[Records contained in a dataset]
○ ○ ○
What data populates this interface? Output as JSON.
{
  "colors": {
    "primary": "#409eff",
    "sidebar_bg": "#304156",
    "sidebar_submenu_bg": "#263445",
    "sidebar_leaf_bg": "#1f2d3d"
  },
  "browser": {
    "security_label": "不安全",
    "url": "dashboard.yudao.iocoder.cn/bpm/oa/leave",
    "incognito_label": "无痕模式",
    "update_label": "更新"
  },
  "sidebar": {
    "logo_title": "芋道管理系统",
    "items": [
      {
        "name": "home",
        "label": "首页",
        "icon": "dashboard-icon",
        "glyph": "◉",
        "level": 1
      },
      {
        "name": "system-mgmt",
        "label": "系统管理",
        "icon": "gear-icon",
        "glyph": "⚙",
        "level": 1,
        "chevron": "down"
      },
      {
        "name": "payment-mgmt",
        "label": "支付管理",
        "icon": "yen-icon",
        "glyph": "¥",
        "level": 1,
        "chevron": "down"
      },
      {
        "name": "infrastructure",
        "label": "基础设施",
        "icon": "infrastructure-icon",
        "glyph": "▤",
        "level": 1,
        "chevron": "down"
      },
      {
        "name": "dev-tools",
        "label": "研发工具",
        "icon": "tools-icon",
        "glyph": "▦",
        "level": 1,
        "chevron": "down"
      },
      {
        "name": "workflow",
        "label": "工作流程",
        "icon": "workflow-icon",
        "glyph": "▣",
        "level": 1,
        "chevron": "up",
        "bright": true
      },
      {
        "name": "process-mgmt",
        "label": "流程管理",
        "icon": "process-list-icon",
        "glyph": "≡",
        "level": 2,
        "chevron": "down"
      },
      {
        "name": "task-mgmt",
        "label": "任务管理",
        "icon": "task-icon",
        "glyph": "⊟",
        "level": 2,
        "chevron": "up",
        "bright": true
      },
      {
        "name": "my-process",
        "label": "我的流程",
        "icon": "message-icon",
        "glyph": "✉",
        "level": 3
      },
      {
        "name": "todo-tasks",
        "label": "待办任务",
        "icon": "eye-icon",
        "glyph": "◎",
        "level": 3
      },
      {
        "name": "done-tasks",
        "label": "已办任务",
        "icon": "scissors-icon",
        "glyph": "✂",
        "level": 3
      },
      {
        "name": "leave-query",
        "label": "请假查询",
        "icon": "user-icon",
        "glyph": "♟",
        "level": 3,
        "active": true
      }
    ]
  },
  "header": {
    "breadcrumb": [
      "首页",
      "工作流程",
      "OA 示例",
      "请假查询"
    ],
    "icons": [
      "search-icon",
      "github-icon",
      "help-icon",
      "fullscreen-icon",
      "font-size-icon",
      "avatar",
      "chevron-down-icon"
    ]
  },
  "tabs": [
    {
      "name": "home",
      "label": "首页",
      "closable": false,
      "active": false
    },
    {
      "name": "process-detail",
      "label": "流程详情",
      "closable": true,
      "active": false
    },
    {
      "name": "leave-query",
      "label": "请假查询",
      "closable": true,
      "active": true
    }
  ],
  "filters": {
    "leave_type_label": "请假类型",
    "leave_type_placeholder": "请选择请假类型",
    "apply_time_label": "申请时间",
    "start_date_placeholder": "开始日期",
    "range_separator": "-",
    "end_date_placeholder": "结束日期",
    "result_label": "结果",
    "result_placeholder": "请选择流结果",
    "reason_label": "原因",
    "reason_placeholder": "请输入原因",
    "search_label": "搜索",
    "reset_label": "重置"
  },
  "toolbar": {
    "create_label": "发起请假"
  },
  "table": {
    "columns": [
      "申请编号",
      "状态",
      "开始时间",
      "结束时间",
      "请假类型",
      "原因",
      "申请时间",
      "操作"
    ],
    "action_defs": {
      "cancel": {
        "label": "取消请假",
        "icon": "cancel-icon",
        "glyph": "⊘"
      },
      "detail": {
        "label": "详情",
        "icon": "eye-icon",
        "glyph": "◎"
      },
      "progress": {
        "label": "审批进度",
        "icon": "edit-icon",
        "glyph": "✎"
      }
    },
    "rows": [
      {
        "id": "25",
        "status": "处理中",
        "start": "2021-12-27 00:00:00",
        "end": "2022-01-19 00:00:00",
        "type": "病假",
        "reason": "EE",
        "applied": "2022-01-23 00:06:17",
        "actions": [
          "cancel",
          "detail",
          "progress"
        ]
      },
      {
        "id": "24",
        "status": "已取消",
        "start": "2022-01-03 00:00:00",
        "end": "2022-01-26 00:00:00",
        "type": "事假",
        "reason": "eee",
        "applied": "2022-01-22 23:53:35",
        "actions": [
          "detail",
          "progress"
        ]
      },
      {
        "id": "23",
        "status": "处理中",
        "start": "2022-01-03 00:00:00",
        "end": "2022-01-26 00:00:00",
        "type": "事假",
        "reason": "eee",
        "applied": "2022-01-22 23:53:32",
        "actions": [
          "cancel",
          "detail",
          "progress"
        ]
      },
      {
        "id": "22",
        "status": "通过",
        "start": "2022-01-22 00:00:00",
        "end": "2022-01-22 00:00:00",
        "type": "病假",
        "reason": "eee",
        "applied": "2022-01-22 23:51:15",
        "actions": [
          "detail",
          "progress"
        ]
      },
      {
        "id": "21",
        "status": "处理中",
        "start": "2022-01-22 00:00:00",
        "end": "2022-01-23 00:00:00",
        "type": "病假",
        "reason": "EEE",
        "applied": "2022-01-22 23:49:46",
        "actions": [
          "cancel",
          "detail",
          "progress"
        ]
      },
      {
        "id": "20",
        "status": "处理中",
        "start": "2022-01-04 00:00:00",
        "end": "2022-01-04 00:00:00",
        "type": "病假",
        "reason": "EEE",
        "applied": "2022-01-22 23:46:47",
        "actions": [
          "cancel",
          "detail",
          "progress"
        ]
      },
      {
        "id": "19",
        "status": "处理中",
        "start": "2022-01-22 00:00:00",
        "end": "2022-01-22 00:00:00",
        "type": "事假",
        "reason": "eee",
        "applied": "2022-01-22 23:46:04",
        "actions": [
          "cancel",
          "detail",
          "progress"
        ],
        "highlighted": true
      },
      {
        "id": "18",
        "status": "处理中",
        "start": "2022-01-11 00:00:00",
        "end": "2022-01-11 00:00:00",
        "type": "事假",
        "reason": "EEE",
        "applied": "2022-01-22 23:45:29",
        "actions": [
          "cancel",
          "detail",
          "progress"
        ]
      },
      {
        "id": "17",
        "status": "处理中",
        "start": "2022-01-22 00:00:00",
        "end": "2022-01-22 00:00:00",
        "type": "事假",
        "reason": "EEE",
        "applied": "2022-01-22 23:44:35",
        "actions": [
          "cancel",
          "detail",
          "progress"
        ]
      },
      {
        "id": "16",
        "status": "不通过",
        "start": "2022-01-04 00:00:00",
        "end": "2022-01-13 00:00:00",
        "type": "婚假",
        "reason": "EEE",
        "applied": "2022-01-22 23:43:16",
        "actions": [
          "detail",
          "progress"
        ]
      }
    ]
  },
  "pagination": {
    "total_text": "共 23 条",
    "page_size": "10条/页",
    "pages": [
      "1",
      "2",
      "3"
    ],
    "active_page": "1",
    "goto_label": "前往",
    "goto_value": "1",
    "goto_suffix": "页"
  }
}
○ ○ ○
Instructions to follow –
Print all of the entries exactly as they are written.

Final answer –
What data populates this interface? Output as JSON.
{
  "colors": {
    "primary": "#409eff",
    "sidebar_bg": "#304156",
    "sidebar_submenu_bg": "#263445",
    "sidebar_leaf_bg": "#1f2d3d"
  },
  "browser": {
    "security_label": "不安全",
    "url": "dashboard.yudao.iocoder.cn/bpm/oa/leave",
    "incognito_label": "无痕模式",
    "update_label": "更新"
  },
  "sidebar": {
    "logo_title": "芋道管理系统",
    "items": [
      {
        "name": "home",
        "label": "首页",
        "icon": "dashboard-icon",
        "glyph": "◉",
        "level": 1
      },
      {
        "name": "system-mgmt",
        "label": "系统管理",
        "icon": "gear-icon",
        "glyph": "⚙",
        "level": 1,
        "chevron": "down"
      },
      {
        "name": "payment-mgmt",
        "label": "支付管理",
        "icon": "yen-icon",
        "glyph": "¥",
        "level": 1,
        "chevron": "down"
      },
      {
        "name": "infrastructure",
        "label": "基础设施",
        "icon": "infrastructure-icon",
        "glyph": "▤",
        "level": 1,
        "chevron": "down"
      },
      {
        "name": "dev-tools",
        "label": "研发工具",
        "icon": "tools-icon",
        "glyph": "▦",
        "level": 1,
        "chevron": "down"
      },
      {
        "name": "workflow",
        "label": "工作流程",
        "icon": "workflow-icon",
        "glyph": "▣",
        "level": 1,
        "chevron": "up",
        "bright": true
      },
      {
        "name": "process-mgmt",
        "label": "流程管理",
        "icon": "process-list-icon",
        "glyph": "≡",
        "level": 2,
        "chevron": "down"
      },
      {
        "name": "task-mgmt",
        "label": "任务管理",
        "icon": "task-icon",
        "glyph": "⊟",
        "level": 2,
        "chevron": "up",
        "bright": true
      },
      {
        "name": "my-process",
        "label": "我的流程",
        "icon": "message-icon",
        "glyph": "✉",
        "level": 3
      },
      {
        "name": "todo-tasks",
        "label": "待办任务",
        "icon": "eye-icon",
        "glyph": "◎",
        "level": 3
      },
      {
        "name": "done-tasks",
        "label": "已办任务",
        "icon": "scissors-icon",
        "glyph": "✂",
        "level": 3
      },
      {
        "name": "leave-query",
        "label": "请假查询",
        "icon": "user-icon",
        "glyph": "♟",
        "level": 3,
        "active": true
      }
    ]
  },
  "header": {
    "breadcrumb": [
      "首页",
      "工作流程",
      "OA 示例",
      "请假查询"
    ],
    "icons": [
      "search-icon",
      "github-icon",
      "help-icon",
      "fullscreen-icon",
      "font-size-icon",
      "avatar",
      "chevron-down-icon"
    ]
  },
  "tabs": [
    {
      "name": "home",
      "label": "首页",
      "closable": false,
      "active": false
    },
    {
      "name": "process-detail",
      "label": "流程详情",
      "closable": true,
      "active": false
    },
    {
      "name": "leave-query",
      "label": "请假查询",
      "closable": true,
      "active": true
    }
  ],
  "filters": {
    "leave_type_label": "请假类型",
    "leave_type_placeholder": "请选择请假类型",
    "apply_time_label": "申请时间",
    "start_date_placeholder": "开始日期",
    "range_separator": "-",
    "end_date_placeholder": "结束日期",
    "result_label": "结果",
    "result_placeholder": "请选择流结果",
    "reason_label": "原因",
    "reason_placeholder": "请输入原因",
    "search_label": "搜索",
    "reset_label": "重置"
  },
  "toolbar": {
    "create_label": "发起请假"
  },
  "table": {
    "columns": [
      "申请编号",
      "状态",
      "开始时间",
      "结束时间",
      "请假类型",
      "原因",
      "申请时间",
      "操作"
    ],
    "action_defs": {
      "cancel": {
        "label": "取消请假",
        "icon": "cancel-icon",
        "glyph": "⊘"
      },
      "detail": {
        "label": "详情",
        "icon": "eye-icon",
        "glyph": "◎"
      },
      "progress": {
        "label": "审批进度",
        "icon": "edit-icon",
        "glyph": "✎"
      }
    },
    "rows": [
      {
        "id": "25",
        "status": "处理中",
        "start": "2021-12-27 00:00:00",
        "end": "2022-01-19 00:00:00",
        "type": "病假",
        "reason": "EE",
        "applied": "2022-01-23 00:06:17",
        "actions": [
          "cancel",
          "detail",
          "progress"
        ]
      },
      {
        "id": "24",
        "status": "已取消",
        "start": "2022-01-03 00:00:00",
        "end": "2022-01-26 00:00:00",
        "type": "事假",
        "reason": "eee",
        "applied": "2022-01-22 23:53:35",
        "actions": [
          "detail",
          "progress"
        ]
      },
      {
        "id": "23",
        "status": "处理中",
        "start": "2022-01-03 00:00:00",
        "end": "2022-01-26 00:00:00",
        "type": "事假",
        "reason": "eee",
        "applied": "2022-01-22 23:53:32",
        "actions": [
          "cancel",
          "detail",
          "progress"
        ]
      },
      {
        "id": "22",
        "status": "通过",
        "start": "2022-01-22 00:00:00",
        "end": "2022-01-22 00:00:00",
        "type": "病假",
        "reason": "eee",
        "applied": "2022-01-22 23:51:15",
        "actions": [
          "detail",
          "progress"
        ]
      },
      {
        "id": "21",
        "status": "处理中",
        "start": "2022-01-22 00:00:00",
        "end": "2022-01-23 00:00:00",
        "type": "病假",
        "reason": "EEE",
        "applied": "2022-01-22 23:49:46",
        "actions": [
          "cancel",
          "detail",
          "progress"
        ]
      },
      {
        "id": "20",
        "status": "处理中",
        "start": "2022-01-04 00:00:00",
        "end": "2022-01-04 00:00:00",
        "type": "病假",
        "reason": "EEE",
        "applied": "2022-01-22 23:46:47",
        "actions": [
          "cancel",
          "detail",
          "progress"
        ]
      },
      {
        "id": "19",
        "status": "处理中",
        "start": "2022-01-22 00:00:00",
        "end": "2022-01-22 00:00:00",
        "type": "事假",
        "reason": "eee",
        "applied": "2022-01-22 23:46:04",
        "actions": [
          "cancel",
          "detail",
          "progress"
        ],
        "highlighted": true
      },
      {
        "id": "18",
        "status": "处理中",
        "start": "2022-01-11 00:00:00",
        "end": "2022-01-11 00:00:00",
        "type": "事假",
        "reason": "EEE",
        "applied": "2022-01-22 23:45:29",
        "actions": [
          "cancel",
          "detail",
          "progress"
        ]
      },
      {
        "id": "17",
        "status": "处理中",
        "start": "2022-01-22 00:00:00",
        "end": "2022-01-22 00:00:00",
        "type": "事假",
        "reason": "EEE",
        "applied": "2022-01-22 23:44:35",
        "actions": [
          "cancel",
          "detail",
          "progress"
        ]
      },
      {
        "id": "16",
        "status": "不通过",
        "start": "2022-01-04 00:00:00",
        "end": "2022-01-13 00:00:00",
        "type": "婚假",
        "reason": "EEE",
        "applied": "2022-01-22 23:43:16",
        "actions": [
          "detail",
          "progress"
        ]
      }
    ]
  },
  "pagination": {
    "total_text": "共 23 条",
    "page_size": "10条/页",
    "pages": [
      "1",
      "2",
      "3"
    ],
    "active_page": "1",
    "goto_label": "前往",
    "goto_value": "1",
    "goto_suffix": "页"
  }
}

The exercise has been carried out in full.